▸ **WRITTEN REQUEST**
Pull out every line of the listing below where "this" appears.
-- Start MATERIAL PROVIDED --
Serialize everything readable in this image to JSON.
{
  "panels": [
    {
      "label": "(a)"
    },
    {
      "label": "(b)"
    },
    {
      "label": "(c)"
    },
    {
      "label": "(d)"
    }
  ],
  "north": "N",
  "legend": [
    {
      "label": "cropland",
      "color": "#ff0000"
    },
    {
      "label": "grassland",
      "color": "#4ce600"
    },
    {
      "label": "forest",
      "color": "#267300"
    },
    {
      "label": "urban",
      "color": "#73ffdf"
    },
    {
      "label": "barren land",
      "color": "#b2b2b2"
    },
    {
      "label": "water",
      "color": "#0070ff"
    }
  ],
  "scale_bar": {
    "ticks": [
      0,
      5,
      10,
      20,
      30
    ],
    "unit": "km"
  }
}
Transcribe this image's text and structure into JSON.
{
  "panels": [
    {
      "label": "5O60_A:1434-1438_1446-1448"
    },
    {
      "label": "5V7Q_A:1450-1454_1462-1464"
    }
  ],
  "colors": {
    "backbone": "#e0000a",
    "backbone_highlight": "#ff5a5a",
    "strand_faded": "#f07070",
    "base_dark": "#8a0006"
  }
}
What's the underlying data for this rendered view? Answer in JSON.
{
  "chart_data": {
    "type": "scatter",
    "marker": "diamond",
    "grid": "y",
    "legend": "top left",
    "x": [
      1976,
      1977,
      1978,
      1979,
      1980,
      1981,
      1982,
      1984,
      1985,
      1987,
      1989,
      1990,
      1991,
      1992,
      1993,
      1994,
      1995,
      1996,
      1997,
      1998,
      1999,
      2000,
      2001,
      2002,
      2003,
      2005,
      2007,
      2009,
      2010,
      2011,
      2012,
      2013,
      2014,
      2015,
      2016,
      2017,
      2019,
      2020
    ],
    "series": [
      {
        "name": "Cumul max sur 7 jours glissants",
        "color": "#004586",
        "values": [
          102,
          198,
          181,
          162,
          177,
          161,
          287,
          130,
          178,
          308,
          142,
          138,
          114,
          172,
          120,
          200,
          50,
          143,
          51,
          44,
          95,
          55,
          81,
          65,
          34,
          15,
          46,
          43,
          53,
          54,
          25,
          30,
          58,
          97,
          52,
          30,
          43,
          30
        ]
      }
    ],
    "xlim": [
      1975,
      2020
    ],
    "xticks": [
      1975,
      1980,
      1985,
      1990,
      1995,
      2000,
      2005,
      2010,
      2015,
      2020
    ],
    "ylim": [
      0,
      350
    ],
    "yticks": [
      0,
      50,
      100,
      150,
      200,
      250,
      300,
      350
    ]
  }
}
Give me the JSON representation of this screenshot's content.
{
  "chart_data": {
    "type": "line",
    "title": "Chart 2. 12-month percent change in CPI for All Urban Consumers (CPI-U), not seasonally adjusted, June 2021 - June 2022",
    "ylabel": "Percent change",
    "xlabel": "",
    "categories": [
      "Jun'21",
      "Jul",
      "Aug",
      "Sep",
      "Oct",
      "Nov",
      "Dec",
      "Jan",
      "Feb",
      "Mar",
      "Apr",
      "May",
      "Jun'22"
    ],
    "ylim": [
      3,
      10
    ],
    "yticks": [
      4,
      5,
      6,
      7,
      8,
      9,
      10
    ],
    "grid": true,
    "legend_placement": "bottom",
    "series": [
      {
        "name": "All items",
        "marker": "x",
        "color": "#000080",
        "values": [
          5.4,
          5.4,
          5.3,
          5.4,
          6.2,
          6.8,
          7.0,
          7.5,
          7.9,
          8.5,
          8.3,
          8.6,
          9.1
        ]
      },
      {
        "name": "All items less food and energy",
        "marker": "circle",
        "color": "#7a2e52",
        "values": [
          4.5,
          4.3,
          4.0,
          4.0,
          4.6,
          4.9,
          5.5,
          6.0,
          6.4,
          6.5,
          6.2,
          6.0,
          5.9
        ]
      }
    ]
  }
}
-- End MATERIAL PROVIDED --
▸ **FULL OUTPUT**
Serialize everything readable in this image to JSON.
Transcribe this image's text and structure into JSON.
What's the underlying data for this rendered view? Answer in JSON.
Give me the JSON representation of this screenshot's content.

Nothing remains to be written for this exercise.